▶ **DATA IN THIS EXERCISE**:

◆ ◆ ◆

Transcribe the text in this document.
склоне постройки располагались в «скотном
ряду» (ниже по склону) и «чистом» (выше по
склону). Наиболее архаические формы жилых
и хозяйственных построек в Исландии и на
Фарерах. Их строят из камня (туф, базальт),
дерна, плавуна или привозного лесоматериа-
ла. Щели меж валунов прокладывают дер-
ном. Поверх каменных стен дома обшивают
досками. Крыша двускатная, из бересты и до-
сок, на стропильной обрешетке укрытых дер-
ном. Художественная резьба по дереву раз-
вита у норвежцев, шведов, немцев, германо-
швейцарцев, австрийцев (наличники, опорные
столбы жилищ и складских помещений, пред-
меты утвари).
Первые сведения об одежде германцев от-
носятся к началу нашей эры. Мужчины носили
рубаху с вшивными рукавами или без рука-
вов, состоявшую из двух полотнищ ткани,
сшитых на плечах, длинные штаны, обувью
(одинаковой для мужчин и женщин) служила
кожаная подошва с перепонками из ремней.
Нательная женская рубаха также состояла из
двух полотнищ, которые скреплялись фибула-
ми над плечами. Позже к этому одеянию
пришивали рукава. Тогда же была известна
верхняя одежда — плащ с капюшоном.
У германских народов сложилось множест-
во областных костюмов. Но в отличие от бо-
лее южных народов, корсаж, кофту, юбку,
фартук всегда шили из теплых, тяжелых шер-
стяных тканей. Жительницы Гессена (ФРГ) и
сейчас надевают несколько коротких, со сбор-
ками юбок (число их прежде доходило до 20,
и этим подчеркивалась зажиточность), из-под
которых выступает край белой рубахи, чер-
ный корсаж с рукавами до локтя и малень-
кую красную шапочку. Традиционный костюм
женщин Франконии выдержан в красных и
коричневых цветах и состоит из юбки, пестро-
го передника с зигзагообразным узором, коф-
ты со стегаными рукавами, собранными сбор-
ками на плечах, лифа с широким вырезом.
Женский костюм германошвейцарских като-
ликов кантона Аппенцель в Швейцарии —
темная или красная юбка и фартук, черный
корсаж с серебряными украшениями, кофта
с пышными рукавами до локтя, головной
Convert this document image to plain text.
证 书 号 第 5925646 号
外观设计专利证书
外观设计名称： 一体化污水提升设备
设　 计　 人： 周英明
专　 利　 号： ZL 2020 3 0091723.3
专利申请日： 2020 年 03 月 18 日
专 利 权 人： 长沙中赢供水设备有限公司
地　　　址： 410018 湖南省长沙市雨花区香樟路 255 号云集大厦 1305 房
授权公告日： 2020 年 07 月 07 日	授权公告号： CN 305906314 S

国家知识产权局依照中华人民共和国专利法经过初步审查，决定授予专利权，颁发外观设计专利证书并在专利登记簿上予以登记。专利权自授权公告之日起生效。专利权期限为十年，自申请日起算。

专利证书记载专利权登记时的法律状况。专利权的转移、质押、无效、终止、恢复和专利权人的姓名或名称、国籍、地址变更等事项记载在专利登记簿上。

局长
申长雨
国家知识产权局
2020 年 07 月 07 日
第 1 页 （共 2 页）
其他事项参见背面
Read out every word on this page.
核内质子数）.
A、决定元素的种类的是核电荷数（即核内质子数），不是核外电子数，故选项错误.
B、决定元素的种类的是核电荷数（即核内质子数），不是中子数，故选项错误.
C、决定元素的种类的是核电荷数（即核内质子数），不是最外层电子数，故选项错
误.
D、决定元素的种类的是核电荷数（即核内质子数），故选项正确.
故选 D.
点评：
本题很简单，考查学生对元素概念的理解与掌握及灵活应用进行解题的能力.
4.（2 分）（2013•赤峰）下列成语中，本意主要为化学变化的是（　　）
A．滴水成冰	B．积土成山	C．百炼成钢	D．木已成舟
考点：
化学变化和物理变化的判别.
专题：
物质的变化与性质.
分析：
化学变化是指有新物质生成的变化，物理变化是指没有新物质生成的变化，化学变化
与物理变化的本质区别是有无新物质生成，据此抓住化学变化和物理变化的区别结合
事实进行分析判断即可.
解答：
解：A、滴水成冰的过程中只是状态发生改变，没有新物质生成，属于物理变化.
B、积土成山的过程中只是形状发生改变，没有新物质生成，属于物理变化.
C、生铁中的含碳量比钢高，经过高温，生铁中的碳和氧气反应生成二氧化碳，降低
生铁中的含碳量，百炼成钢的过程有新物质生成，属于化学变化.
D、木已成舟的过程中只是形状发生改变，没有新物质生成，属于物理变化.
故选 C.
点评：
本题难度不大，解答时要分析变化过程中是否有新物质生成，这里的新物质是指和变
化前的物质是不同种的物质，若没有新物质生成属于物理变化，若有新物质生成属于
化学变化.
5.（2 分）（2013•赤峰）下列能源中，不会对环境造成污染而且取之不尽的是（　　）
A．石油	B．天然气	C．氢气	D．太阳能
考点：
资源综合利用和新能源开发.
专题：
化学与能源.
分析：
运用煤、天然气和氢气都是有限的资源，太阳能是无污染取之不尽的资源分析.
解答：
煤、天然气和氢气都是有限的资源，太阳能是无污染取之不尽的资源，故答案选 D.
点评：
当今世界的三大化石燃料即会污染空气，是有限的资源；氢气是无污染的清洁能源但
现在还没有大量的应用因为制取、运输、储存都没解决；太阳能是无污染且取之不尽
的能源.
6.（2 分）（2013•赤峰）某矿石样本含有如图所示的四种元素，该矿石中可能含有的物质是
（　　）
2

◆ ◆ ◆

Say how many lines of the listing above contain "народов", with no other words.

2